Find and return each line containing "Annualized".

- Given records:
----
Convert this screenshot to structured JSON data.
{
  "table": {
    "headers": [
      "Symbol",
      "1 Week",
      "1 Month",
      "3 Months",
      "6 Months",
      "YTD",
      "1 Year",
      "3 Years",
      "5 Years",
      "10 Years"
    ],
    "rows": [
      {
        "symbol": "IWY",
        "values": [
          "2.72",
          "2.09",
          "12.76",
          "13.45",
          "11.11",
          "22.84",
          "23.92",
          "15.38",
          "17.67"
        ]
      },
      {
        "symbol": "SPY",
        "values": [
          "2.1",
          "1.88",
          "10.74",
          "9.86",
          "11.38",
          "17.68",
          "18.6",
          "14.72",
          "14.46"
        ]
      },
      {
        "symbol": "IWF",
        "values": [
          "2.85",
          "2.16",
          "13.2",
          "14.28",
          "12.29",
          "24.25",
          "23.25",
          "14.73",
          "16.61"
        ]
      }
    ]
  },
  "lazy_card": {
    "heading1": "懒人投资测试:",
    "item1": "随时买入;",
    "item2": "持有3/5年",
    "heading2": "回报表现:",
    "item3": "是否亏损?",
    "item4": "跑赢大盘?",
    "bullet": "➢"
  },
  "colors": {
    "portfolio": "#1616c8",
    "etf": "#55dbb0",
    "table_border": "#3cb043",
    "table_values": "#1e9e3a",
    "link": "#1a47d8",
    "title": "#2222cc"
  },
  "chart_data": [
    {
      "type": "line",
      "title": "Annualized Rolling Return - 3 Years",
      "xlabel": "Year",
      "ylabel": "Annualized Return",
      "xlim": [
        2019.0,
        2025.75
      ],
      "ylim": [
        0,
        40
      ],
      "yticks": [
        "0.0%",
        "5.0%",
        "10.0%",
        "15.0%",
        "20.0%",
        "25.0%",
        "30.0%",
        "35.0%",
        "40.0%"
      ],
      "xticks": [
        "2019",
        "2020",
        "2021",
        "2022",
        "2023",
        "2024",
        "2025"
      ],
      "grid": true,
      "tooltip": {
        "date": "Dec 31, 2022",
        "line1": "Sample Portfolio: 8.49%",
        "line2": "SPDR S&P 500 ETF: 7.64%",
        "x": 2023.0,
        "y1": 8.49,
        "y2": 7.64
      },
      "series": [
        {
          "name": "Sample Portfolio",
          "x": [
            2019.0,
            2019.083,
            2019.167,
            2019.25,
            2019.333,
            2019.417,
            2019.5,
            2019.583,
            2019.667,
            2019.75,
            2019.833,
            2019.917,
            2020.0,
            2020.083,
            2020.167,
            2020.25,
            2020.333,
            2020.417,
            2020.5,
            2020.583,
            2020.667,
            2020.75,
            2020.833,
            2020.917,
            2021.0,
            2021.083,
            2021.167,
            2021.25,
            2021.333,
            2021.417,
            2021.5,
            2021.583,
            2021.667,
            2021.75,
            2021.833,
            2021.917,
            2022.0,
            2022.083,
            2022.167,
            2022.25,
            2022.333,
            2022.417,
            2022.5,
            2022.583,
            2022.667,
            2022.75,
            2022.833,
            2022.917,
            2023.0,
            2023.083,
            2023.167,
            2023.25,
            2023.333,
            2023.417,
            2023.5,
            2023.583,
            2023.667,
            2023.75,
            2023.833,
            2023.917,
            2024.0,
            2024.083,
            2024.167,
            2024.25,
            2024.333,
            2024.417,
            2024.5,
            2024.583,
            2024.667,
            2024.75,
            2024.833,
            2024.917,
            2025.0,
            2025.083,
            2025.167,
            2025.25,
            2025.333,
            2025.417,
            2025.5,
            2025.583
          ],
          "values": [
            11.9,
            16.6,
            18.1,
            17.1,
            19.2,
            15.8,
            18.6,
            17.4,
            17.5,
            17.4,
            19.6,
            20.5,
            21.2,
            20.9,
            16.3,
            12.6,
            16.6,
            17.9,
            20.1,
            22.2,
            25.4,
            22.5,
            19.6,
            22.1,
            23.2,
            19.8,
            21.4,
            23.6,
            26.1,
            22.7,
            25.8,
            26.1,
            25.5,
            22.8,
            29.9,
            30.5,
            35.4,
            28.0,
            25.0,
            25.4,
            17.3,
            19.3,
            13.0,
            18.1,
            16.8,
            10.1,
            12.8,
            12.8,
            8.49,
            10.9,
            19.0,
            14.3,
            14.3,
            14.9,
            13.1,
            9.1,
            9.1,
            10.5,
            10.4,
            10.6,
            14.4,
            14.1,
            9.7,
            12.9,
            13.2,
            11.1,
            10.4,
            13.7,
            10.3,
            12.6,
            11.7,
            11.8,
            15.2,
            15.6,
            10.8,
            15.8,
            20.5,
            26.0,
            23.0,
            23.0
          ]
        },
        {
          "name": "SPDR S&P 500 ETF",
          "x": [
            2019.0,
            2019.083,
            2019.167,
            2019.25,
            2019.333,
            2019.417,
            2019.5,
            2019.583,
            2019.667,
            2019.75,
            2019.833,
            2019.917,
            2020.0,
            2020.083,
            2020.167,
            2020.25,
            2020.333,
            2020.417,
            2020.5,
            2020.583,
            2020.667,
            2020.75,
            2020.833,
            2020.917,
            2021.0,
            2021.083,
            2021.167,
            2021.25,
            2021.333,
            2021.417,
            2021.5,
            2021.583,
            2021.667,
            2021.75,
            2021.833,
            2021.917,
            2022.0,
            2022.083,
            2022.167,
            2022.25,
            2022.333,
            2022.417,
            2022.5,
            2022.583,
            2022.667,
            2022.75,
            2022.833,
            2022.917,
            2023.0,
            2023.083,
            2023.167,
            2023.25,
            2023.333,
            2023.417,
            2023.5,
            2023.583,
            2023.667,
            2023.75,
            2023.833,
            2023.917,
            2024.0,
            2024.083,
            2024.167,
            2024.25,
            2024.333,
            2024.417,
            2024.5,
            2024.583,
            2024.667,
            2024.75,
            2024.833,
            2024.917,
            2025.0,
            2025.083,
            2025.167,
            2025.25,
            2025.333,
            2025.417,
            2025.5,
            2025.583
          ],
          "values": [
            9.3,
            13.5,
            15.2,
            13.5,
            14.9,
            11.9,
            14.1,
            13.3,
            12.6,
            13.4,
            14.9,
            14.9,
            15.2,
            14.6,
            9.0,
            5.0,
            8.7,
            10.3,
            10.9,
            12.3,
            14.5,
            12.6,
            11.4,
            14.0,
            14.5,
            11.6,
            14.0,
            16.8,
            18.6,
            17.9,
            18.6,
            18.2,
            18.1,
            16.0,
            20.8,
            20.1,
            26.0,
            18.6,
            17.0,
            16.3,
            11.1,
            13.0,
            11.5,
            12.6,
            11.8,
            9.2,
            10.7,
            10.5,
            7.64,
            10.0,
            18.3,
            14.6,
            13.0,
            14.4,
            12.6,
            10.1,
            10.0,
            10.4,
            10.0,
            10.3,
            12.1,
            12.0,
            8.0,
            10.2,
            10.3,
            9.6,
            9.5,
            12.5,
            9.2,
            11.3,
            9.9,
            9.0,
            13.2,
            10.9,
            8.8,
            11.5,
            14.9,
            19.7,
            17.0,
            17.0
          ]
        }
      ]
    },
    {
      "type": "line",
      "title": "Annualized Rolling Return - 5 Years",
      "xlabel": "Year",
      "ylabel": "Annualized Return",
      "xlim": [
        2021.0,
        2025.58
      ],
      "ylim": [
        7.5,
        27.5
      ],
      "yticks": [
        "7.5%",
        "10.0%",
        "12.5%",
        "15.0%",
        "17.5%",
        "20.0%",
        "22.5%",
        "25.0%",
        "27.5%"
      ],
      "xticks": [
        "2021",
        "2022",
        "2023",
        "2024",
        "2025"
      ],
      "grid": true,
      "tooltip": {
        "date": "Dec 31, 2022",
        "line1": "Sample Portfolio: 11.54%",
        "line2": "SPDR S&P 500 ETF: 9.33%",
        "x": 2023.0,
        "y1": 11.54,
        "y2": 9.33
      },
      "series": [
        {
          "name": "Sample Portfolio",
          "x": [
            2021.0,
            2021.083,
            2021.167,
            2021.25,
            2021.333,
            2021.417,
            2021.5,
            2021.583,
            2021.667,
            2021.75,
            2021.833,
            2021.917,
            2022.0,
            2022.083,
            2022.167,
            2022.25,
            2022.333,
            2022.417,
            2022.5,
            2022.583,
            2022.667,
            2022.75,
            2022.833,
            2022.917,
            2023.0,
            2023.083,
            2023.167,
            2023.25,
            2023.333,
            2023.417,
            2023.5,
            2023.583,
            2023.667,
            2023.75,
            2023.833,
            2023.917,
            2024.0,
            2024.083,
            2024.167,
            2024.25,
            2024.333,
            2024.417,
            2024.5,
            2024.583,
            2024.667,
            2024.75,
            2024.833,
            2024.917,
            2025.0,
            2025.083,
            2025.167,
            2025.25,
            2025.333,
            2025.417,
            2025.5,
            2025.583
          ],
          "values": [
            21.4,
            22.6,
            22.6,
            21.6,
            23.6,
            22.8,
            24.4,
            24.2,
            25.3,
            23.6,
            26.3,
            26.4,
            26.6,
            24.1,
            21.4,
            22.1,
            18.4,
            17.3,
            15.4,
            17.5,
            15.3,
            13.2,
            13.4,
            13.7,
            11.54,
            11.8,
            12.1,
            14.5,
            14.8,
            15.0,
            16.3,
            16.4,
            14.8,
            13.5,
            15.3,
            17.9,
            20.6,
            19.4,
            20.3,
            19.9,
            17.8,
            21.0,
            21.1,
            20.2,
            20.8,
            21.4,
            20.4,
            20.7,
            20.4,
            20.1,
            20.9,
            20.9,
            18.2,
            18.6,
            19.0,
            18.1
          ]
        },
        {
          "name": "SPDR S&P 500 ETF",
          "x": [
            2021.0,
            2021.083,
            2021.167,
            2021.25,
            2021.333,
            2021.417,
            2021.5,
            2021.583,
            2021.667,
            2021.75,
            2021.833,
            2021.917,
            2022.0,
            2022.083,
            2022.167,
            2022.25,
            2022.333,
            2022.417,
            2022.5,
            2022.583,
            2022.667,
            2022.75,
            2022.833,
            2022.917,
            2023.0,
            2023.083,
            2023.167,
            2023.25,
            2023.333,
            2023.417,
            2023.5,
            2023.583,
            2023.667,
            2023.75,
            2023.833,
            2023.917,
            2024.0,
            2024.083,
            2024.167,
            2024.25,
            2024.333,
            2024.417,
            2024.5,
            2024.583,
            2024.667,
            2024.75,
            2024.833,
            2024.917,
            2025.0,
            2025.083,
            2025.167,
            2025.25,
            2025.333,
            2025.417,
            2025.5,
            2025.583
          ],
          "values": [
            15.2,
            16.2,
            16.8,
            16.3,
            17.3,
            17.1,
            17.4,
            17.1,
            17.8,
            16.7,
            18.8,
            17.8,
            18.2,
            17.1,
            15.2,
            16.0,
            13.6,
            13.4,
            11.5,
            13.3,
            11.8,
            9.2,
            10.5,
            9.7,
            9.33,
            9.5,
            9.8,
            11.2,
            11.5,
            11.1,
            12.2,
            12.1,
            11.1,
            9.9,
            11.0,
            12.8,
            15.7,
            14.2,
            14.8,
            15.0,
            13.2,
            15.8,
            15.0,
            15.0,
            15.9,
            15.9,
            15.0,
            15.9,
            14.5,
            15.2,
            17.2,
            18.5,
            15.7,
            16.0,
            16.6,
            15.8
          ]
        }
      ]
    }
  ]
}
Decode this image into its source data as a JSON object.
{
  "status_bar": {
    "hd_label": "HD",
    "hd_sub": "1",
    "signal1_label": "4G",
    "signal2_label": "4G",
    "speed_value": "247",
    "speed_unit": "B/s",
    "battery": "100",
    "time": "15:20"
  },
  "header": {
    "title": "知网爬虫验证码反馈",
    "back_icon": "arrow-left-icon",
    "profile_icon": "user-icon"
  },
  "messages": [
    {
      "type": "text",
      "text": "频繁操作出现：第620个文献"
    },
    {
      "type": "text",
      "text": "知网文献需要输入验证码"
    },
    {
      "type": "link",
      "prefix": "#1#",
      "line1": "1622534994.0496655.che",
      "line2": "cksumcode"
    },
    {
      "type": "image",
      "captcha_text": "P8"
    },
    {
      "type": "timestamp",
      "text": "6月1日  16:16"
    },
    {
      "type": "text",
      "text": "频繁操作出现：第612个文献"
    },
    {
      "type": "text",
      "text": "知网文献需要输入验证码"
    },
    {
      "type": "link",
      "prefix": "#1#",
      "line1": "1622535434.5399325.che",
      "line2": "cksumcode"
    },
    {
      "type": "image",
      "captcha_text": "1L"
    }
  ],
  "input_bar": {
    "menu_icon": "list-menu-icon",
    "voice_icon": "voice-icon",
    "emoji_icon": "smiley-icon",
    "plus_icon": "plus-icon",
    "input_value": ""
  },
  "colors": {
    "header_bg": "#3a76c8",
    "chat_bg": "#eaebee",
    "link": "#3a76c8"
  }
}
----
- Output below:
      "title": "Annualized Rolling Return - 3 Years",
      "ylabel": "Annualized Return",
      "title": "Annualized Rolling Return - 5 Years",
      "ylabel": "Annualized Return",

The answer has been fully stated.